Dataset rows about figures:
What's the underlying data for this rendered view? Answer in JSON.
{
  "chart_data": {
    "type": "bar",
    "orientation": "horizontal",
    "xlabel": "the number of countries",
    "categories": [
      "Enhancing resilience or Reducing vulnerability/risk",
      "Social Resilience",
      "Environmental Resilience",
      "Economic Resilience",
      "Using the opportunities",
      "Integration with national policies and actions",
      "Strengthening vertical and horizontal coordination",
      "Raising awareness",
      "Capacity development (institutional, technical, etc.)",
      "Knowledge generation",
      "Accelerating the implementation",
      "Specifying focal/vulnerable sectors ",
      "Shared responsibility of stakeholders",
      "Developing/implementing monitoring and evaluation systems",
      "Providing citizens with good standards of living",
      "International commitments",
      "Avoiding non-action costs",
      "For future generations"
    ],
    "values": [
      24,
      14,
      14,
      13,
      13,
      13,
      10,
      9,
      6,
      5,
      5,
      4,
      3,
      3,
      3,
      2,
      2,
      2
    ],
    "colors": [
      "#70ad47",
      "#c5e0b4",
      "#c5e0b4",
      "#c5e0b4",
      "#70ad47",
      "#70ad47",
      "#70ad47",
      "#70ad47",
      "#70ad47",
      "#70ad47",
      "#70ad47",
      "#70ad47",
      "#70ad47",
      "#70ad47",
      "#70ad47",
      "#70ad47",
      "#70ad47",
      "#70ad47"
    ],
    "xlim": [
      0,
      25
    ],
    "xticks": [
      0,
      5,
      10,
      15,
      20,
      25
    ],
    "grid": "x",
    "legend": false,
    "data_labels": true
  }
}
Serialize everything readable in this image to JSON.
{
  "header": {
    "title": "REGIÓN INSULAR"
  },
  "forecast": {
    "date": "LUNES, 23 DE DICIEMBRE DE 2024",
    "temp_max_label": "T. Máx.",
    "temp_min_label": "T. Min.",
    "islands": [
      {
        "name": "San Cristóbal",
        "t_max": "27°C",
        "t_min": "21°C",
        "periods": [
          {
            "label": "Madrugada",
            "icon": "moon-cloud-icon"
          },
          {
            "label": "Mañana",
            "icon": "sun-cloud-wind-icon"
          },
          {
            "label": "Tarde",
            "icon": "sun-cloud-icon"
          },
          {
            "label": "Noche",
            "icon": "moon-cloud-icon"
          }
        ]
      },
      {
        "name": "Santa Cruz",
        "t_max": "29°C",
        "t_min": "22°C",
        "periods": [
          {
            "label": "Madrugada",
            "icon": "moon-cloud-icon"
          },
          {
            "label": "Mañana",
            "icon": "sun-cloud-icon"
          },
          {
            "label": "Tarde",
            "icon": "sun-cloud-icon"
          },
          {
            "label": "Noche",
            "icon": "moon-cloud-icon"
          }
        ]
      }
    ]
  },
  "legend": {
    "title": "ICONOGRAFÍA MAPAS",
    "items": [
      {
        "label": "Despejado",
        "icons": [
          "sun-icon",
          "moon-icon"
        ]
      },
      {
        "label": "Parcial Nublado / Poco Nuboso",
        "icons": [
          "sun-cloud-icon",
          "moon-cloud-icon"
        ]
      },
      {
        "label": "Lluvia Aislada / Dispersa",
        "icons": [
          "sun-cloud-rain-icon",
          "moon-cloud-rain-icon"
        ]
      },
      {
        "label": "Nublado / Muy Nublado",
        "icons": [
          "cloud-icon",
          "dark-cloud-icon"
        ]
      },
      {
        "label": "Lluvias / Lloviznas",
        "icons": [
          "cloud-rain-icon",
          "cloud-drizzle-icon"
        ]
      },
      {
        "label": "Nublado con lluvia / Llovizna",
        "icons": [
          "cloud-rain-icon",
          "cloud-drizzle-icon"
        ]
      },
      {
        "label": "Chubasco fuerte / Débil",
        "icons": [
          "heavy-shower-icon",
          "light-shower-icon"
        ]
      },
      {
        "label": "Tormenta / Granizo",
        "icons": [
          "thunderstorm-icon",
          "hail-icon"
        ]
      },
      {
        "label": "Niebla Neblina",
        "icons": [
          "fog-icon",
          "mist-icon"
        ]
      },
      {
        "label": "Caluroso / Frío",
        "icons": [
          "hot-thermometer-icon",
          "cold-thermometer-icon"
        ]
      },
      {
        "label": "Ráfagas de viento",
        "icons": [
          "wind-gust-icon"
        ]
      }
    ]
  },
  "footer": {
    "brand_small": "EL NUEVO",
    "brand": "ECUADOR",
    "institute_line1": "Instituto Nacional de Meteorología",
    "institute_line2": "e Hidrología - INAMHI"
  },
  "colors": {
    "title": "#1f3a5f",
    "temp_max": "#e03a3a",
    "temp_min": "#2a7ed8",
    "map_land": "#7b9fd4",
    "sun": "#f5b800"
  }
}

> _The task_
Show all lines in the entries above where the string "with" appears.

> _Answer to this task_
      "Integration with national policies and actions",
      "Providing citizens with good standards of living",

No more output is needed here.